Return all the entries exactly, keeping pictures out.

========================================

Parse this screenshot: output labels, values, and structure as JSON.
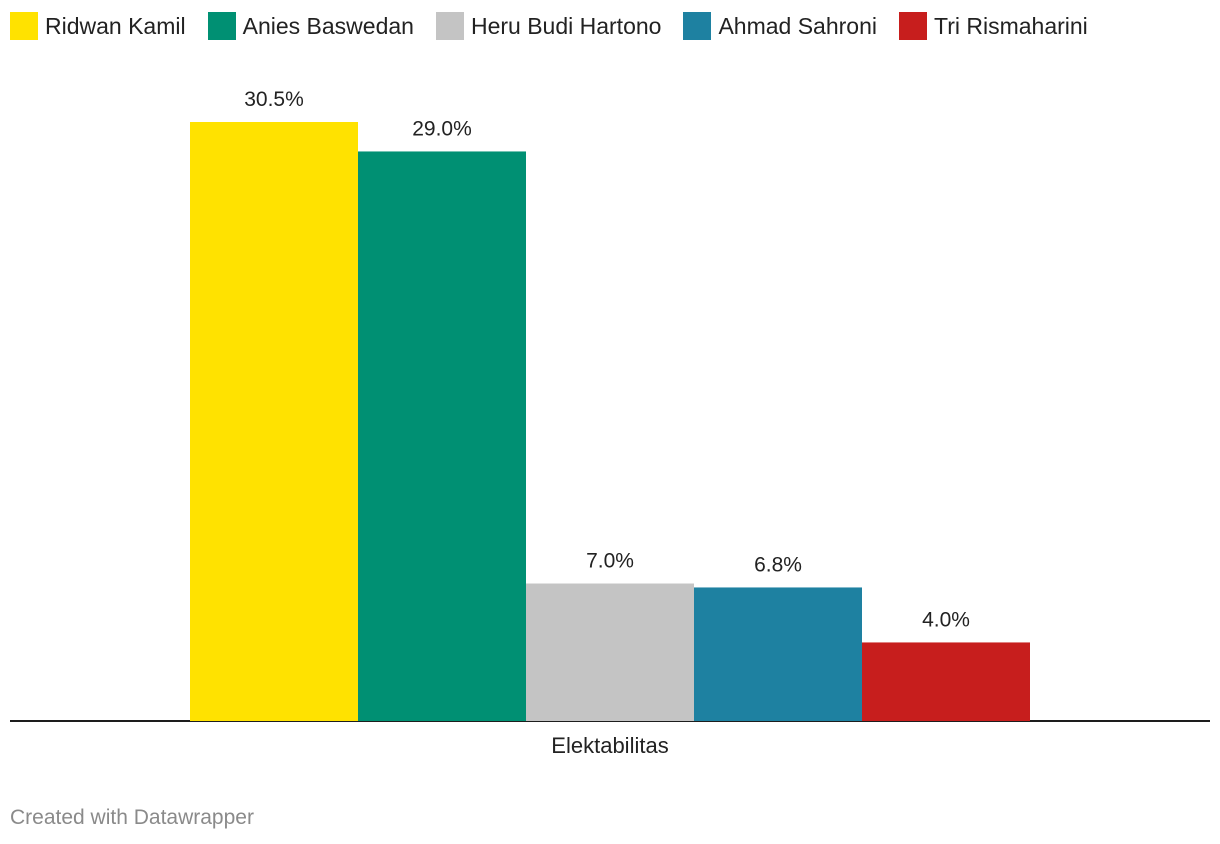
{
  "chart_data": {
    "type": "bar",
    "categories": [
      "Elektabilitas"
    ],
    "series": [
      {
        "name": "Ridwan Kamil",
        "values": [
          30.5
        ],
        "color": "#ffe200",
        "label": "30.5%"
      },
      {
        "name": "Anies Baswedan",
        "values": [
          29.0
        ],
        "color": "#009073",
        "label": "29.0%"
      },
      {
        "name": "Heru Budi Hartono",
        "values": [
          7.0
        ],
        "color": "#c4c4c4",
        "label": "7.0%"
      },
      {
        "name": "Ahmad Sahroni",
        "values": [
          6.8
        ],
        "color": "#1e81a1",
        "label": "6.8%"
      },
      {
        "name": "Tri Rismaharini",
        "values": [
          4.0
        ],
        "color": "#c71e1d",
        "label": "4.0%"
      }
    ],
    "ylim": [
      0,
      30.5
    ],
    "legend_position": "top-left",
    "grid": false
  },
  "footer": {
    "credit": "Created with Datawrapper"
  }
}
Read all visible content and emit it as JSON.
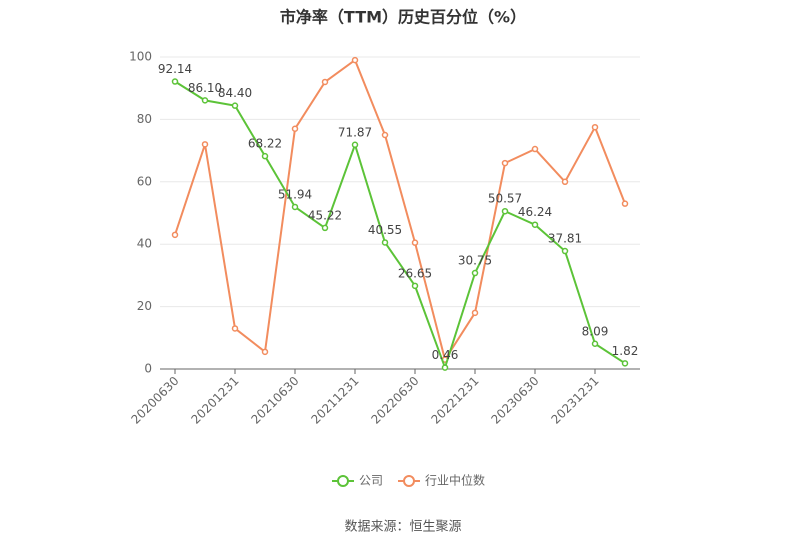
{
  "chart_data": {
    "type": "line",
    "title": "市净率（TTM）历史百分位（%）",
    "categories": [
      "20200630",
      null,
      "20201231",
      null,
      "20210630",
      null,
      "20211231",
      null,
      "20220630",
      null,
      "20221231",
      null,
      "20230630",
      null,
      "20231231",
      null
    ],
    "series": [
      {
        "name": "公司",
        "color": "#5cc338",
        "values": [
          92.14,
          86.1,
          84.4,
          68.22,
          51.94,
          45.22,
          71.87,
          40.55,
          26.65,
          0.46,
          30.75,
          50.57,
          46.24,
          37.81,
          8.09,
          1.82
        ],
        "value_labels": [
          "92.14",
          "86.10",
          "84.40",
          "68.22",
          "51.94",
          "45.22",
          "71.87",
          "40.55",
          "26.65",
          "0.46",
          "30.75",
          "50.57",
          "46.24",
          "37.81",
          "8.09",
          "1.82"
        ]
      },
      {
        "name": "行业中位数",
        "color": "#f28c5e",
        "values": [
          43,
          72,
          13,
          5.5,
          77,
          92,
          99,
          75,
          40.5,
          3,
          18,
          66,
          70.5,
          60,
          77.5,
          53
        ]
      }
    ],
    "ylim": [
      0,
      100
    ],
    "yticks": [
      0,
      20,
      40,
      60,
      80,
      100
    ],
    "grid": true,
    "source": "数据来源：恒生聚源"
  }
}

========================================

**Answer to the exercise:**
Parse this screenshot: output labels, values, and structure as JSON.
{
  "chart_data": {
    "type": "bar",
    "categories": [
      "Elektabilitas"
    ],
    "series": [
      {
        "name": "Ridwan Kamil",
        "values": [
          30.5
        ],
        "color": "#ffe200",
        "label": "30.5%"
      },
      {
        "name": "Anies Baswedan",
        "values": [
          29.0
        ],
        "color": "#009073",
        "label": "29.0%"
      },
      {
        "name": "Heru Budi Hartono",
        "values": [
          7.0
        ],
        "color": "#c4c4c4",
        "label": "7.0%"
      },
      {
        "name": "Ahmad Sahroni",
        "values": [
          6.8
        ],
        "color": "#1e81a1",
        "label": "6.8%"
      },
      {
        "name": "Tri Rismaharini",
        "values": [
          4.0
        ],
        "color": "#c71e1d",
        "label": "4.0%"
      }
    ],
    "ylim": [
      0,
      30.5
    ],
    "legend_position": "top-left",
    "grid": false
  },
  "footer": {
    "credit": "Created with Datawrapper"
  }
}
Read all visible content and emit it as JSON.
{
  "chart_data": {
    "type": "line",
    "title": "市净率（TTM）历史百分位（%）",
    "categories": [
      "20200630",
      null,
      "20201231",
      null,
      "20210630",
      null,
      "20211231",
      null,
      "20220630",
      null,
      "20221231",
      null,
      "20230630",
      null,
      "20231231",
      null
    ],
    "series": [
      {
        "name": "公司",
        "color": "#5cc338",
        "values": [
          92.14,
          86.1,
          84.4,
          68.22,
          51.94,
          45.22,
          71.87,
          40.55,
          26.65,
          0.46,
          30.75,
          50.57,
          46.24,
          37.81,
          8.09,
          1.82
        ],
        "value_labels": [
          "92.14",
          "86.10",
          "84.40",
          "68.22",
          "51.94",
          "45.22",
          "71.87",
          "40.55",
          "26.65",
          "0.46",
          "30.75",
          "50.57",
          "46.24",
          "37.81",
          "8.09",
          "1.82"
        ]
      },
      {
        "name": "行业中位数",
        "color": "#f28c5e",
        "values": [
          43,
          72,
          13,
          5.5,
          77,
          92,
          99,
          75,
          40.5,
          3,
          18,
          66,
          70.5,
          60,
          77.5,
          53
        ]
      }
    ],
    "ylim": [
      0,
      100
    ],
    "yticks": [
      0,
      20,
      40,
      60,
      80,
      100
    ],
    "grid": true,
    "source": "数据来源：恒生聚源"
  }
}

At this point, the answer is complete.